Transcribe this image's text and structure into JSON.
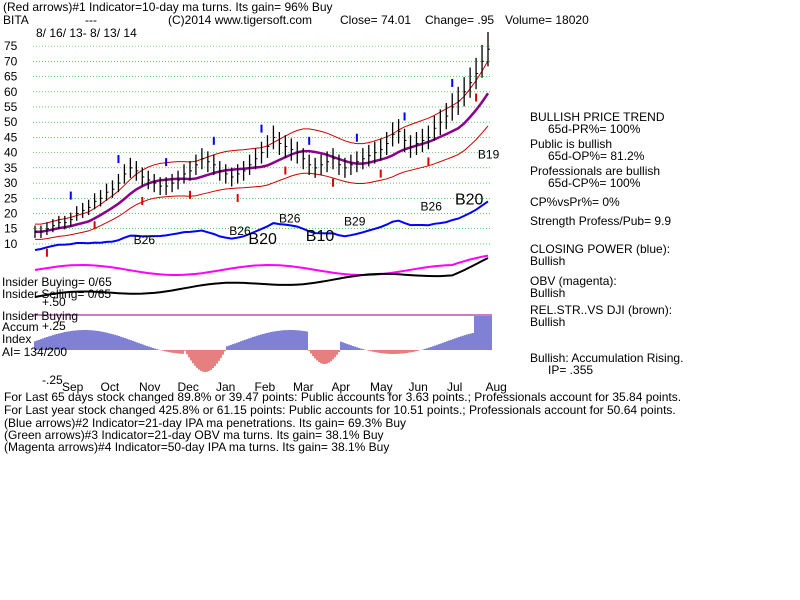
{
  "header": {
    "line1": "(Red arrows)#1 Indicator=10-day ma turns. Its gain= 96% Buy",
    "ticker": "BITA",
    "dashes": "---",
    "copyright": "(C)2014 www.tigersoft.com",
    "close": "Close=  74.01",
    "change": "Change= .95",
    "volume": "Volume= 18020",
    "date_range": "8/ 16/ 13- 8/ 13/ 14"
  },
  "right_panel": {
    "trend_title": "BULLISH PRICE TREND",
    "pr": "65d-PR%= 100%",
    "public_title": "Public is bullish",
    "op": "65d-OP%= 81.2%",
    "pros_title": "Professionals are bullish",
    "cp": "65d-CP%= 100%",
    "cpvspr": "CP%vsPr%=  0%",
    "strength": "Strength Profess/Pub= 9.9",
    "closing_power": "CLOSING POWER (blue):",
    "closing_power_val": "Bullish",
    "obv": "OBV (magenta):",
    "obv_val": "Bullish",
    "relstr": "REL.STR..VS DJI (brown):",
    "relstr_val": "Bullish",
    "accum": "Bullish: Accumulation Rising.",
    "ip": "IP=  .355"
  },
  "left_labels": {
    "insider_buying": "Insider Buying= 0/65",
    "insider_selling": "Insider Selling= 0/65",
    "insider_buying2": "Insider Buying",
    "accum": "Accum",
    "plus25": "+.25",
    "plus50": "+.50",
    "index": "Index",
    "ai": "AI= 134/200",
    "minus25": "-.25"
  },
  "footer": {
    "line1": "For Last 65 days stock changed  89.8% or  39.47 points:  Public accounts for  3.63 points.;  Professionals account for  35.84 points.",
    "line2": "For Last year stock changed  425.8% or  61.15 points:  Public accounts for  10.51 points.;  Professionals account for  50.64 points.",
    "line3": "(Blue arrows)#2 Indicator=21-day IPA ma penetrations. Its gain= 69.3% Buy",
    "line4": "(Green arrows)#3 Indicator=21-day OBV ma turns. Its gain= 38.1% Buy",
    "line5": "(Magenta arrows)#4 Indicator=50-day IPA ma turns. Its gain= 38.1% Buy"
  },
  "chart_data": {
    "type": "line",
    "x_months": [
      "Sep",
      "Oct",
      "Nov",
      "Dec",
      "Jan",
      "Feb",
      "Mar",
      "Apr",
      "May",
      "Jun",
      "Jul",
      "Aug"
    ],
    "y_ticks": [
      10,
      15,
      20,
      25,
      30,
      35,
      40,
      45,
      50,
      55,
      60,
      65,
      70,
      75
    ],
    "ylim": [
      8,
      78
    ],
    "price_close": [
      14,
      14,
      15,
      16,
      17,
      17,
      18,
      20,
      21,
      22,
      24,
      25,
      27,
      28,
      30,
      33,
      35,
      34,
      32,
      31,
      30,
      29,
      29,
      30,
      31,
      33,
      34,
      36,
      38,
      37,
      36,
      34,
      33,
      32,
      33,
      34,
      36,
      38,
      40,
      42,
      45,
      43,
      42,
      41,
      40,
      38,
      36,
      35,
      36,
      37,
      38,
      36,
      35,
      36,
      37,
      38,
      39,
      40,
      41,
      43,
      46,
      47,
      44,
      42,
      43,
      44,
      45,
      48,
      50,
      52,
      55,
      57,
      60,
      63,
      66,
      70,
      74
    ],
    "signals": [
      {
        "label": "B26",
        "month": 1.9,
        "price": 10
      },
      {
        "label": "B26",
        "month": 4.4,
        "price": 13
      },
      {
        "label": "B20",
        "month": 4.9,
        "price": 10
      },
      {
        "label": "B26",
        "month": 5.7,
        "price": 17
      },
      {
        "label": "B10",
        "month": 6.4,
        "price": 11
      },
      {
        "label": "B29",
        "month": 7.4,
        "price": 16
      },
      {
        "label": "B26",
        "month": 9.4,
        "price": 21
      },
      {
        "label": "B20",
        "month": 10.3,
        "price": 23
      },
      {
        "label": "B19",
        "month": 10.9,
        "price": 38
      }
    ],
    "colors": {
      "price": "#000000",
      "ma": "#8b008b",
      "band": "#cc0000",
      "closing_power": "#0000ff",
      "obv": "#ff00ff",
      "relstr": "#8b4513",
      "accum_pos": "#0000aa",
      "accum_neg": "#cc0000",
      "red_arrow": "#dd0000",
      "blue_arrow": "#0000ff",
      "grid": "#00aa00"
    }
  }
}
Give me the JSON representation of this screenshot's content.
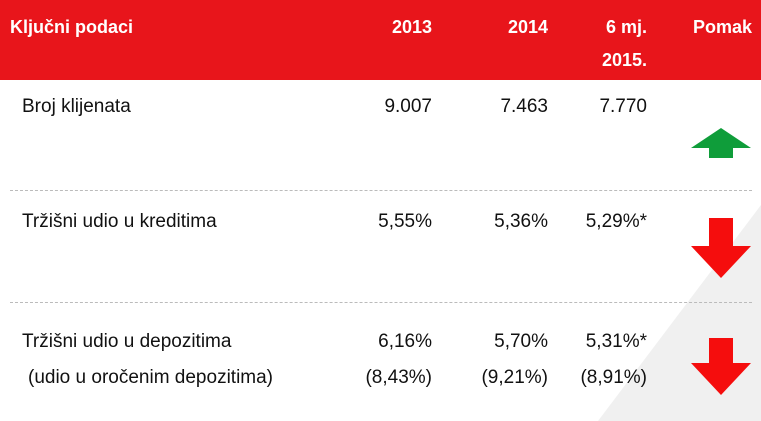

........

Problem to work on.
Reproduce every line of the material precisely, omitting its pictures.

Final result.
Transcribe this image's text and structure into JSON.
{
  "header": {
    "line1": "(Red arrows)#1 Indicator=10-day ma turns. Its gain= 96% Buy",
    "ticker": "BITA",
    "dashes": "---",
    "copyright": "(C)2014 www.tigersoft.com",
    "close": "Close=  74.01",
    "change": "Change= .95",
    "volume": "Volume= 18020",
    "date_range": "8/ 16/ 13- 8/ 13/ 14"
  },
  "right_panel": {
    "trend_title": "BULLISH PRICE TREND",
    "pr": "65d-PR%= 100%",
    "public_title": "Public is bullish",
    "op": "65d-OP%= 81.2%",
    "pros_title": "Professionals are bullish",
    "cp": "65d-CP%= 100%",
    "cpvspr": "CP%vsPr%=  0%",
    "strength": "Strength Profess/Pub= 9.9",
    "closing_power": "CLOSING POWER (blue):",
    "closing_power_val": "Bullish",
    "obv": "OBV (magenta):",
    "obv_val": "Bullish",
    "relstr": "REL.STR..VS DJI (brown):",
    "relstr_val": "Bullish",
    "accum": "Bullish: Accumulation Rising.",
    "ip": "IP=  .355"
  },
  "left_labels": {
    "insider_buying": "Insider Buying= 0/65",
    "insider_selling": "Insider Selling= 0/65",
    "insider_buying2": "Insider Buying",
    "accum": "Accum",
    "plus25": "+.25",
    "plus50": "+.50",
    "index": "Index",
    "ai": "AI= 134/200",
    "minus25": "-.25"
  },
  "footer": {
    "line1": "For Last 65 days stock changed  89.8% or  39.47 points:  Public accounts for  3.63 points.;  Professionals account for  35.84 points.",
    "line2": "For Last year stock changed  425.8% or  61.15 points:  Public accounts for  10.51 points.;  Professionals account for  50.64 points.",
    "line3": "(Blue arrows)#2 Indicator=21-day IPA ma penetrations. Its gain= 69.3% Buy",
    "line4": "(Green arrows)#3 Indicator=21-day OBV ma turns. Its gain= 38.1% Buy",
    "line5": "(Magenta arrows)#4 Indicator=50-day IPA ma turns. Its gain= 38.1% Buy"
  },
  "chart_data": {
    "type": "line",
    "x_months": [
      "Sep",
      "Oct",
      "Nov",
      "Dec",
      "Jan",
      "Feb",
      "Mar",
      "Apr",
      "May",
      "Jun",
      "Jul",
      "Aug"
    ],
    "y_ticks": [
      10,
      15,
      20,
      25,
      30,
      35,
      40,
      45,
      50,
      55,
      60,
      65,
      70,
      75
    ],
    "ylim": [
      8,
      78
    ],
    "price_close": [
      14,
      14,
      15,
      16,
      17,
      17,
      18,
      20,
      21,
      22,
      24,
      25,
      27,
      28,
      30,
      33,
      35,
      34,
      32,
      31,
      30,
      29,
      29,
      30,
      31,
      33,
      34,
      36,
      38,
      37,
      36,
      34,
      33,
      32,
      33,
      34,
      36,
      38,
      40,
      42,
      45,
      43,
      42,
      41,
      40,
      38,
      36,
      35,
      36,
      37,
      38,
      36,
      35,
      36,
      37,
      38,
      39,
      40,
      41,
      43,
      46,
      47,
      44,
      42,
      43,
      44,
      45,
      48,
      50,
      52,
      55,
      57,
      60,
      63,
      66,
      70,
      74
    ],
    "signals": [
      {
        "label": "B26",
        "month": 1.9,
        "price": 10
      },
      {
        "label": "B26",
        "month": 4.4,
        "price": 13
      },
      {
        "label": "B20",
        "month": 4.9,
        "price": 10
      },
      {
        "label": "B26",
        "month": 5.7,
        "price": 17
      },
      {
        "label": "B10",
        "month": 6.4,
        "price": 11
      },
      {
        "label": "B29",
        "month": 7.4,
        "price": 16
      },
      {
        "label": "B26",
        "month": 9.4,
        "price": 21
      },
      {
        "label": "B20",
        "month": 10.3,
        "price": 23
      },
      {
        "label": "B19",
        "month": 10.9,
        "price": 38
      }
    ],
    "colors": {
      "price": "#000000",
      "ma": "#8b008b",
      "band": "#cc0000",
      "closing_power": "#0000ff",
      "obv": "#ff00ff",
      "relstr": "#8b4513",
      "accum_pos": "#0000aa",
      "accum_neg": "#cc0000",
      "red_arrow": "#dd0000",
      "blue_arrow": "#0000ff",
      "grid": "#00aa00"
    }
  }
}
Give me the JSON representation of this screenshot's content.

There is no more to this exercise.